#### [What needs to be done]
Show every line of the records below that contains the word "JSON".

#### [Record extracts]

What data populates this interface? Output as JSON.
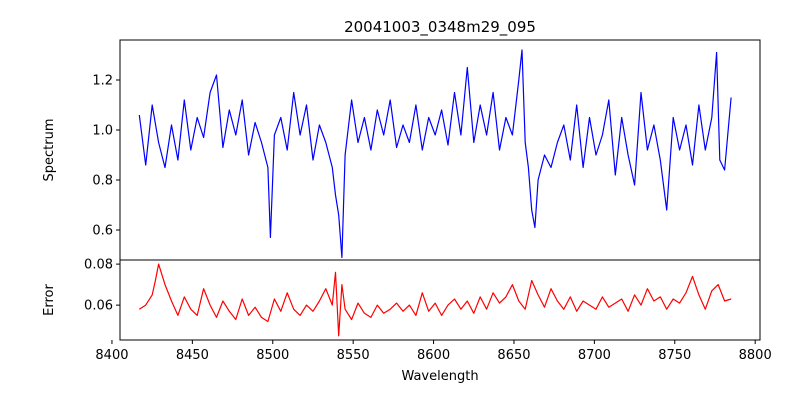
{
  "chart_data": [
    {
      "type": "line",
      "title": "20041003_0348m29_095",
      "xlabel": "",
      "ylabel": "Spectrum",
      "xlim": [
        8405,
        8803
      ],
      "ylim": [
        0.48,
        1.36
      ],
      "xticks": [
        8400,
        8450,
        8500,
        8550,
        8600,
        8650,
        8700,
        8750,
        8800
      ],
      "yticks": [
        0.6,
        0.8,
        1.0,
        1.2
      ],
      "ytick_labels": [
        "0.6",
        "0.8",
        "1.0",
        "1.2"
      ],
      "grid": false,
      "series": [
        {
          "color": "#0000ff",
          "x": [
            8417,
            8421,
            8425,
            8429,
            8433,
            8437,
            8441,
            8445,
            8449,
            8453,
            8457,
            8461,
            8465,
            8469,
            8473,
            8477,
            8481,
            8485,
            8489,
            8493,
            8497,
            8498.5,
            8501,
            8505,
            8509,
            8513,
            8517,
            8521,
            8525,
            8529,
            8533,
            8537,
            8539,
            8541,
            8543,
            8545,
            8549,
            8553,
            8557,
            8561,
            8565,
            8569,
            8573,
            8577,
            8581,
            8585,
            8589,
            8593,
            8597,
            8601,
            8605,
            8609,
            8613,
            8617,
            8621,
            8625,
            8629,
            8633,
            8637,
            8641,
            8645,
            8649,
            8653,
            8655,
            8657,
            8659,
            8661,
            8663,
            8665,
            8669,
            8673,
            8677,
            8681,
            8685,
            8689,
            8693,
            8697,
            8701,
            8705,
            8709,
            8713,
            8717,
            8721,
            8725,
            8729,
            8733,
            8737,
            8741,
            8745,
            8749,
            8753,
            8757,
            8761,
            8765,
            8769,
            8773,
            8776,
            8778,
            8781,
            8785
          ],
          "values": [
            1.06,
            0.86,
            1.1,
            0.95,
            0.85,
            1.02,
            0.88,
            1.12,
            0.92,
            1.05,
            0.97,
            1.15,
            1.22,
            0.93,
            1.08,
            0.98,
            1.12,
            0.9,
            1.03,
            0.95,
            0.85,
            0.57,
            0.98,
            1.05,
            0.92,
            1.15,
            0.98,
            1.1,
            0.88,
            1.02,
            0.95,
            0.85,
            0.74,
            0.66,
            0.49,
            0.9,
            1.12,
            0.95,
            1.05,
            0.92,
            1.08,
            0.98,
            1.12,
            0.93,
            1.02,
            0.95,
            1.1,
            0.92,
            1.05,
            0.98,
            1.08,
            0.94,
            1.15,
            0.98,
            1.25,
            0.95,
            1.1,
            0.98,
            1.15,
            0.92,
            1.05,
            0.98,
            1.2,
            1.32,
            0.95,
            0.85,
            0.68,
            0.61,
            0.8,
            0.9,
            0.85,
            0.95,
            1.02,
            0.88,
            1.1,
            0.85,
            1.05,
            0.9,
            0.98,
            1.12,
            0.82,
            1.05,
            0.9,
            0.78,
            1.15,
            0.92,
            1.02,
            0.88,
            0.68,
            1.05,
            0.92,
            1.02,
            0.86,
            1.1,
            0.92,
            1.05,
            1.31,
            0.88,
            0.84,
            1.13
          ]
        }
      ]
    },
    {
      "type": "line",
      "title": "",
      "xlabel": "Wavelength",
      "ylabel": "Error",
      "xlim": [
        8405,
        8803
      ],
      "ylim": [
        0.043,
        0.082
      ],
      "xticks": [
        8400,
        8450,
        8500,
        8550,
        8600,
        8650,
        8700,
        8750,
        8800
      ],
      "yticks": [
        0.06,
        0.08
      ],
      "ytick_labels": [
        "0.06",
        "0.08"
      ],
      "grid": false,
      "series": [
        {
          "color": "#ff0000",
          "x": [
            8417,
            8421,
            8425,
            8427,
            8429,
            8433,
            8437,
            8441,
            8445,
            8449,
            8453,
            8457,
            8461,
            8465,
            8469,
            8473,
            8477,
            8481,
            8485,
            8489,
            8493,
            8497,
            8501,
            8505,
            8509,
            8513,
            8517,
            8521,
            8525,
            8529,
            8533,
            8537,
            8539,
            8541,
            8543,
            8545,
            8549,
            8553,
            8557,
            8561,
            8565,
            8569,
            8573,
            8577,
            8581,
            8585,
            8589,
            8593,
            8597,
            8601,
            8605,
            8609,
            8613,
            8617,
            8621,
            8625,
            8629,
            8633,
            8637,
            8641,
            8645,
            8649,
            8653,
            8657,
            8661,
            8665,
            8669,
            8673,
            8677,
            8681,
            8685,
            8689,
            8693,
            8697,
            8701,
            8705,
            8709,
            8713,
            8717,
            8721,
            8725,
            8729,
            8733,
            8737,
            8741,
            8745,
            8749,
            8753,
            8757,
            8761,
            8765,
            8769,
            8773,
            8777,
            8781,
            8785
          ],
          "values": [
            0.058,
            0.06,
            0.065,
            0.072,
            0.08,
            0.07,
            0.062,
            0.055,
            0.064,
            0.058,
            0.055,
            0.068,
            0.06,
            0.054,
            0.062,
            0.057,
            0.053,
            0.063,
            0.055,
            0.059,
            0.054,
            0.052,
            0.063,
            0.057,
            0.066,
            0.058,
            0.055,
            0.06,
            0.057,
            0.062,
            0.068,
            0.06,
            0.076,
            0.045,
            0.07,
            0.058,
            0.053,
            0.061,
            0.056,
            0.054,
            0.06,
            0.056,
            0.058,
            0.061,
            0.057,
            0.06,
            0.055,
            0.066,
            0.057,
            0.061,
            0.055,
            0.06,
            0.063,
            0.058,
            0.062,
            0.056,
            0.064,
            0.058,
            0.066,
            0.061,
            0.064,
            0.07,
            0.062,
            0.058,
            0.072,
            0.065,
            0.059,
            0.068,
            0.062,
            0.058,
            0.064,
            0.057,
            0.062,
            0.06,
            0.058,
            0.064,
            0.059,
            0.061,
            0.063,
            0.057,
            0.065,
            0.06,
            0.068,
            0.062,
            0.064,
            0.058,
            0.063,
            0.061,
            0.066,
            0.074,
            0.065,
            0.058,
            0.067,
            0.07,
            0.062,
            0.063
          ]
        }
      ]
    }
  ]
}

==

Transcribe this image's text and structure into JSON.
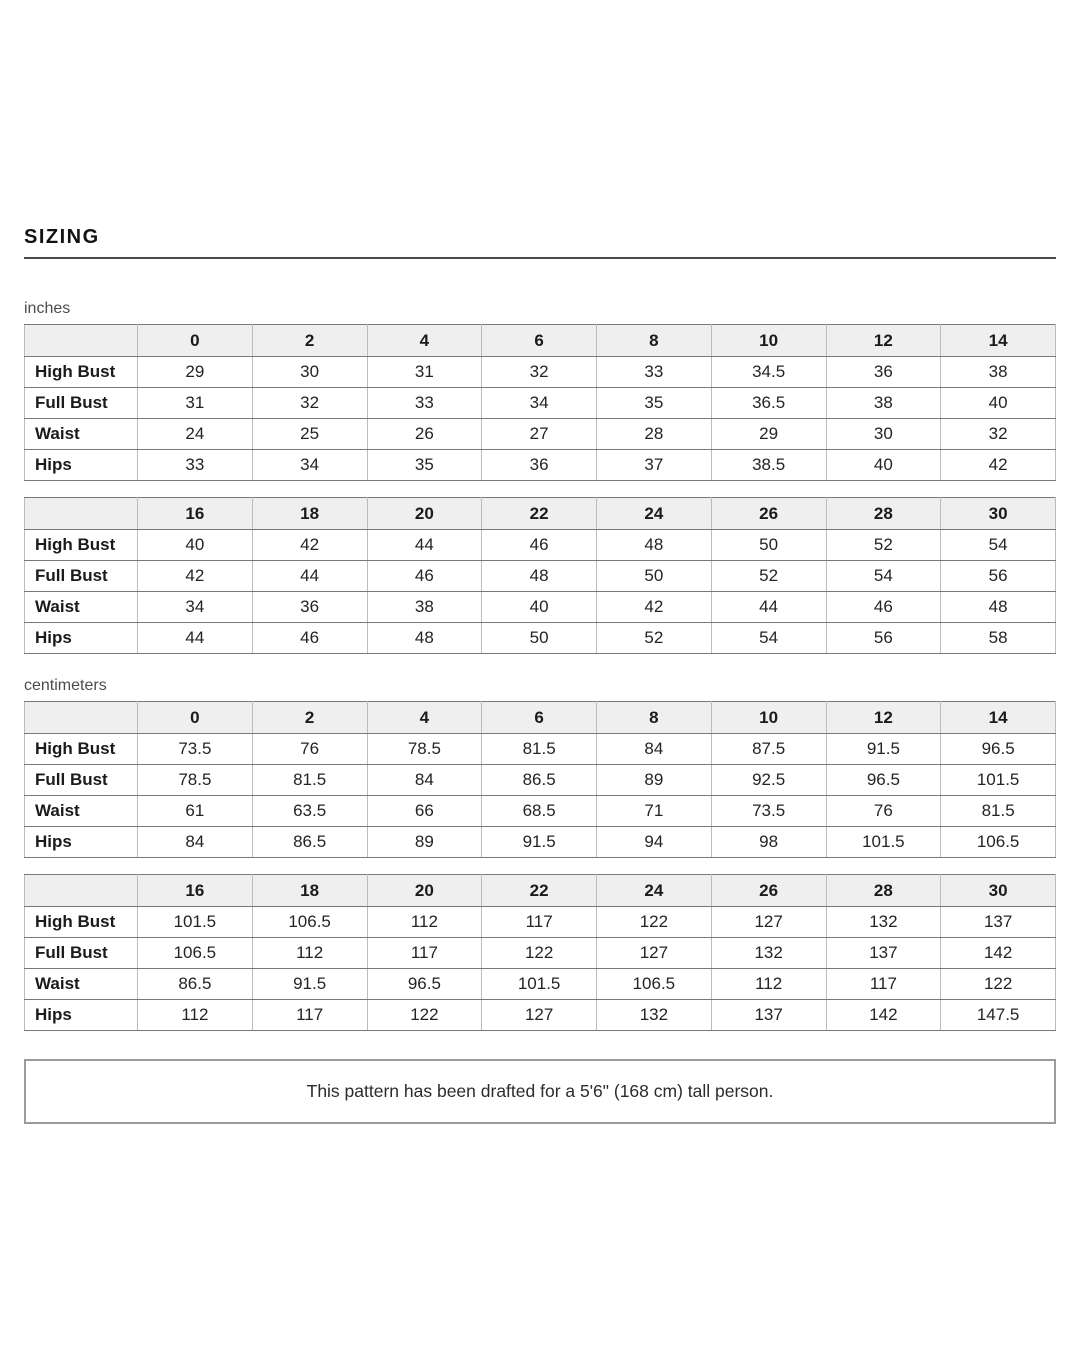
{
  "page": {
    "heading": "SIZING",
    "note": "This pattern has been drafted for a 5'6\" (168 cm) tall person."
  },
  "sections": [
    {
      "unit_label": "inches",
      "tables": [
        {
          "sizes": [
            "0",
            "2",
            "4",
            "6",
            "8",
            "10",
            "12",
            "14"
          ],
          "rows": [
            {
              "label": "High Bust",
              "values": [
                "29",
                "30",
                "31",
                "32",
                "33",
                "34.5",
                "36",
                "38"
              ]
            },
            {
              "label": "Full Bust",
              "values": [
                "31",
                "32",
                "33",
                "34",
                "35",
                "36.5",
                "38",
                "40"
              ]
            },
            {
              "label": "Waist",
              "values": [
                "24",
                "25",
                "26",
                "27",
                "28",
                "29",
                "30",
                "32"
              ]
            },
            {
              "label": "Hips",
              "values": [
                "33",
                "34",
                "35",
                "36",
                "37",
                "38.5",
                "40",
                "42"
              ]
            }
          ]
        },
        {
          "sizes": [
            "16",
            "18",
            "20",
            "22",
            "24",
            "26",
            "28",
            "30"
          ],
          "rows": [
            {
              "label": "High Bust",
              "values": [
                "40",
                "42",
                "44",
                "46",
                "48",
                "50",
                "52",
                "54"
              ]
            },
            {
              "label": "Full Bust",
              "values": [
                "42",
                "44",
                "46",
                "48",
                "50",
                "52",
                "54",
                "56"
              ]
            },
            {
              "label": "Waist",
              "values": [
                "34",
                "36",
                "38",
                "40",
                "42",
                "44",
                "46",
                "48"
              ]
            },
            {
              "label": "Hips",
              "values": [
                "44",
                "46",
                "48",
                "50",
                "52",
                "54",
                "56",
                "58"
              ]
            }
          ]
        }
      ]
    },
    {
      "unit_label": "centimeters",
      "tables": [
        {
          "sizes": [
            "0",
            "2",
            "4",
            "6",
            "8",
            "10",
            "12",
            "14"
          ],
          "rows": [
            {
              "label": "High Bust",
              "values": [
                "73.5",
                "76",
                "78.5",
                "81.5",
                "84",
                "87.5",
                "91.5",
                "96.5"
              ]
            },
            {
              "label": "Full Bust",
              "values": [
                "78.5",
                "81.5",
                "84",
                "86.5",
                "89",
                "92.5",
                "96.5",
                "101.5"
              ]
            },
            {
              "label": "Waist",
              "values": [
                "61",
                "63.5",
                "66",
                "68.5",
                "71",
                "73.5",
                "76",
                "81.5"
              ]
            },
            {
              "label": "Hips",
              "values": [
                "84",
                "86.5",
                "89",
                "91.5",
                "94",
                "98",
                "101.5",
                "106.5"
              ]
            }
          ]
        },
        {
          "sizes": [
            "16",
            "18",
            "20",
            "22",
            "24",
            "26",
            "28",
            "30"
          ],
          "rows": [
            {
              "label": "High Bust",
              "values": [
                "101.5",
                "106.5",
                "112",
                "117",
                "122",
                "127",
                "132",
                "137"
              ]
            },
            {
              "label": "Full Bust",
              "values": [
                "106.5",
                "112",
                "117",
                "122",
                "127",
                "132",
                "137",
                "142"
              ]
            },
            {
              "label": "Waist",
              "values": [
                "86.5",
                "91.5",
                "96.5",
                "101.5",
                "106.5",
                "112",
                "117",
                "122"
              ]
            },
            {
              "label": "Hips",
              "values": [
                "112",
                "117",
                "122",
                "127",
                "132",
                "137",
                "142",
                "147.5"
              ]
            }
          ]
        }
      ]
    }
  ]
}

#### [Correct output]
What data populates this interface? Output as JSON.
Transcribe this image's text and structure into JSON.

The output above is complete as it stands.